> Exercise details: Repeat everything in the material exactly.

> Input records:
☆ ☆ ☆
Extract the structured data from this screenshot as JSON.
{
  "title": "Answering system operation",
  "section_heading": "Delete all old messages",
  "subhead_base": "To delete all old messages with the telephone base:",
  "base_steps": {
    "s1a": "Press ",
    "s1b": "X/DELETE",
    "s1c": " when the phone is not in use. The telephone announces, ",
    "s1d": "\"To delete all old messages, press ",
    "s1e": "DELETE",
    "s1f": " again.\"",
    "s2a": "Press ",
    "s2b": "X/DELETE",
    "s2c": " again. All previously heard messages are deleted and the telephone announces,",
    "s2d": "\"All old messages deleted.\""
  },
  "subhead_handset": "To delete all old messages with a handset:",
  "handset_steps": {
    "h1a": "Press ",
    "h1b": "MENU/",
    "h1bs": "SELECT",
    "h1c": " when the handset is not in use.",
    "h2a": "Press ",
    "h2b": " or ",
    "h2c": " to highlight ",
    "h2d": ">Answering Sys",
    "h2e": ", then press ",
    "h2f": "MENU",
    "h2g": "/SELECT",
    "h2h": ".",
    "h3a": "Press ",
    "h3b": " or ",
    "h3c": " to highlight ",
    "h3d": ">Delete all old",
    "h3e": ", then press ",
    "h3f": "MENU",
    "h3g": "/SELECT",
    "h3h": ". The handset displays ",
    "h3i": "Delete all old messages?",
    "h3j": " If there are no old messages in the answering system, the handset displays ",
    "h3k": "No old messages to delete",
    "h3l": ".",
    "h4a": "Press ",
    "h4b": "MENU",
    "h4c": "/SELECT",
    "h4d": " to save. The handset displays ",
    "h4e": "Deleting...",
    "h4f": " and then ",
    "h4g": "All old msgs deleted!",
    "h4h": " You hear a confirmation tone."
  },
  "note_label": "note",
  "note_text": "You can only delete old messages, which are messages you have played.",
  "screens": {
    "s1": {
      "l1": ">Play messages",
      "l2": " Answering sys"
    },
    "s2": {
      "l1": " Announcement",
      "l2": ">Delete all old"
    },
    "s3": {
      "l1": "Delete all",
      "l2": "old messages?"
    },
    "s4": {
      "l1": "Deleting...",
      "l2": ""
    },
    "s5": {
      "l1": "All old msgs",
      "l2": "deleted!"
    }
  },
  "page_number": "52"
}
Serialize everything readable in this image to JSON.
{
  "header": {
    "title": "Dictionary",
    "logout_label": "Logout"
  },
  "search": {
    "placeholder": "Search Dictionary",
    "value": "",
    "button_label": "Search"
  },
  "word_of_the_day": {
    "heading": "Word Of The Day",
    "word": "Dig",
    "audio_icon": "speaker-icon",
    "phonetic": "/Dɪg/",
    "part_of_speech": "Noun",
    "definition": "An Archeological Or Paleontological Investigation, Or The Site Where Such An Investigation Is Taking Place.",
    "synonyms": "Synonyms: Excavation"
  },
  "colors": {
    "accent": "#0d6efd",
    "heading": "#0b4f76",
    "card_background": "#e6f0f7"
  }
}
☆ ☆ ☆
> Answer in full:
Extract the structured data from this screenshot as JSON.
{
  "title": "Answering system operation",
  "section_heading": "Delete all old messages",
  "subhead_base": "To delete all old messages with the telephone base:",
  "base_steps": {
    "s1a": "Press ",
    "s1b": "X/DELETE",
    "s1c": " when the phone is not in use. The telephone announces, ",
    "s1d": "\"To delete all old messages, press ",
    "s1e": "DELETE",
    "s1f": " again.\"",
    "s2a": "Press ",
    "s2b": "X/DELETE",
    "s2c": " again. All previously heard messages are deleted and the telephone announces,",
    "s2d": "\"All old messages deleted.\""
  },
  "subhead_handset": "To delete all old messages with a handset:",
  "handset_steps": {
    "h1a": "Press ",
    "h1b": "MENU/",
    "h1bs": "SELECT",
    "h1c": " when the handset is not in use.",
    "h2a": "Press ",
    "h2b": " or ",
    "h2c": " to highlight ",
    "h2d": ">Answering Sys",
    "h2e": ", then press ",
    "h2f": "MENU",
    "h2g": "/SELECT",
    "h2h": ".",
    "h3a": "Press ",
    "h3b": " or ",
    "h3c": " to highlight ",
    "h3d": ">Delete all old",
    "h3e": ", then press ",
    "h3f": "MENU",
    "h3g": "/SELECT",
    "h3h": ". The handset displays ",
    "h3i": "Delete all old messages?",
    "h3j": " If there are no old messages in the answering system, the handset displays ",
    "h3k": "No old messages to delete",
    "h3l": ".",
    "h4a": "Press ",
    "h4b": "MENU",
    "h4c": "/SELECT",
    "h4d": " to save. The handset displays ",
    "h4e": "Deleting...",
    "h4f": " and then ",
    "h4g": "All old msgs deleted!",
    "h4h": " You hear a confirmation tone."
  },
  "note_label": "note",
  "note_text": "You can only delete old messages, which are messages you have played.",
  "screens": {
    "s1": {
      "l1": ">Play messages",
      "l2": " Answering sys"
    },
    "s2": {
      "l1": " Announcement",
      "l2": ">Delete all old"
    },
    "s3": {
      "l1": "Delete all",
      "l2": "old messages?"
    },
    "s4": {
      "l1": "Deleting...",
      "l2": ""
    },
    "s5": {
      "l1": "All old msgs",
      "l2": "deleted!"
    }
  },
  "page_number": "52"
}
Serialize everything readable in this image to JSON.
{
  "header": {
    "title": "Dictionary",
    "logout_label": "Logout"
  },
  "search": {
    "placeholder": "Search Dictionary",
    "value": "",
    "button_label": "Search"
  },
  "word_of_the_day": {
    "heading": "Word Of The Day",
    "word": "Dig",
    "audio_icon": "speaker-icon",
    "phonetic": "/Dɪg/",
    "part_of_speech": "Noun",
    "definition": "An Archeological Or Paleontological Investigation, Or The Site Where Such An Investigation Is Taking Place.",
    "synonyms": "Synonyms: Excavation"
  },
  "colors": {
    "accent": "#0d6efd",
    "heading": "#0b4f76",
    "card_background": "#e6f0f7"
  }
}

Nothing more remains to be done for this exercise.